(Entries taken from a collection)
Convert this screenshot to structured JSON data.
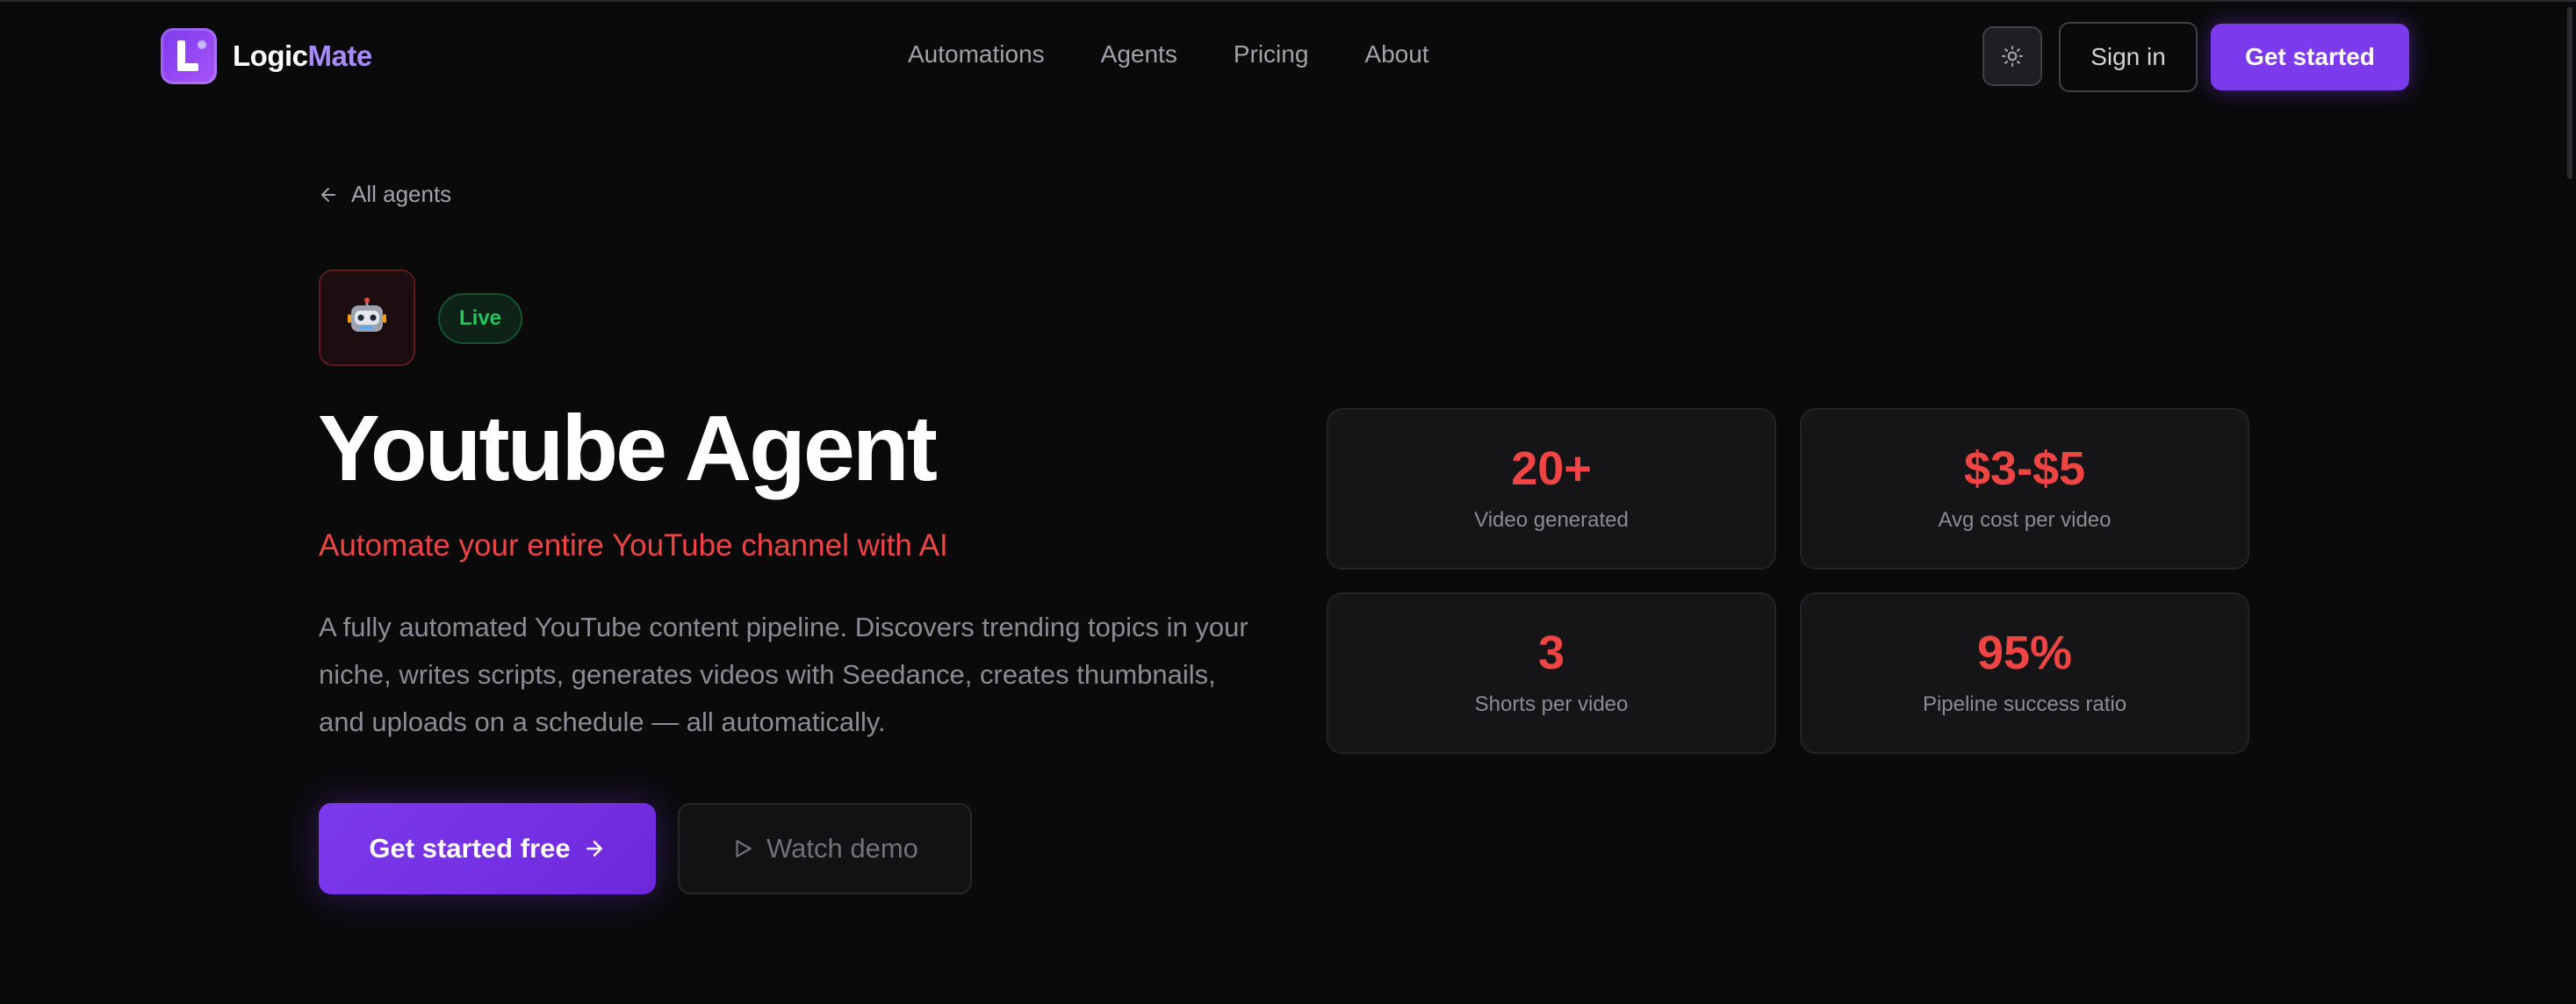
{
  "brand": {
    "name_part1": "Logic",
    "name_part2": "Mate"
  },
  "nav": {
    "items": [
      "Automations",
      "Agents",
      "Pricing",
      "About"
    ]
  },
  "header": {
    "sign_in": "Sign in",
    "get_started": "Get started"
  },
  "back_link": "All agents",
  "agent": {
    "icon": "🤖",
    "status": "Live",
    "title": "Youtube Agent",
    "subtitle": "Automate your entire YouTube channel with AI",
    "description": "A fully automated YouTube content pipeline. Discovers trending topics in your niche, writes scripts, generates videos with Seedance, creates thumbnails, and uploads on a schedule — all automatically."
  },
  "cta": {
    "primary": "Get started free",
    "secondary": "Watch demo"
  },
  "stats": [
    {
      "value": "20+",
      "label": "Video generated"
    },
    {
      "value": "$3-$5",
      "label": "Avg cost per video"
    },
    {
      "value": "3",
      "label": "Shorts per video"
    },
    {
      "value": "95%",
      "label": "Pipeline success ratio"
    }
  ],
  "colors": {
    "accent": "#7c3aed",
    "highlight": "#ef4444",
    "live": "#22c55e",
    "background": "#0a0a0b"
  },
  "icons": {
    "theme_toggle": "sun-icon",
    "back": "arrow-left-icon",
    "primary_cta": "arrow-right-icon",
    "secondary_cta": "play-icon"
  }
}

Your goal: Repeat the data exactly, excluding the pictures.

Result for this task:
Convert this screenshot to structured JSON data.
{
  "brand": {
    "name_part1": "Logic",
    "name_part2": "Mate"
  },
  "nav": {
    "items": [
      "Automations",
      "Agents",
      "Pricing",
      "About"
    ]
  },
  "header": {
    "sign_in": "Sign in",
    "get_started": "Get started"
  },
  "back_link": "All agents",
  "agent": {
    "icon": "🤖",
    "status": "Live",
    "title": "Youtube Agent",
    "subtitle": "Automate your entire YouTube channel with AI",
    "description": "A fully automated YouTube content pipeline. Discovers trending topics in your niche, writes scripts, generates videos with Seedance, creates thumbnails, and uploads on a schedule — all automatically."
  },
  "cta": {
    "primary": "Get started free",
    "secondary": "Watch demo"
  },
  "stats": [
    {
      "value": "20+",
      "label": "Video generated"
    },
    {
      "value": "$3-$5",
      "label": "Avg cost per video"
    },
    {
      "value": "3",
      "label": "Shorts per video"
    },
    {
      "value": "95%",
      "label": "Pipeline success ratio"
    }
  ],
  "colors": {
    "accent": "#7c3aed",
    "highlight": "#ef4444",
    "live": "#22c55e",
    "background": "#0a0a0b"
  },
  "icons": {
    "theme_toggle": "sun-icon",
    "back": "arrow-left-icon",
    "primary_cta": "arrow-right-icon",
    "secondary_cta": "play-icon"
  }
}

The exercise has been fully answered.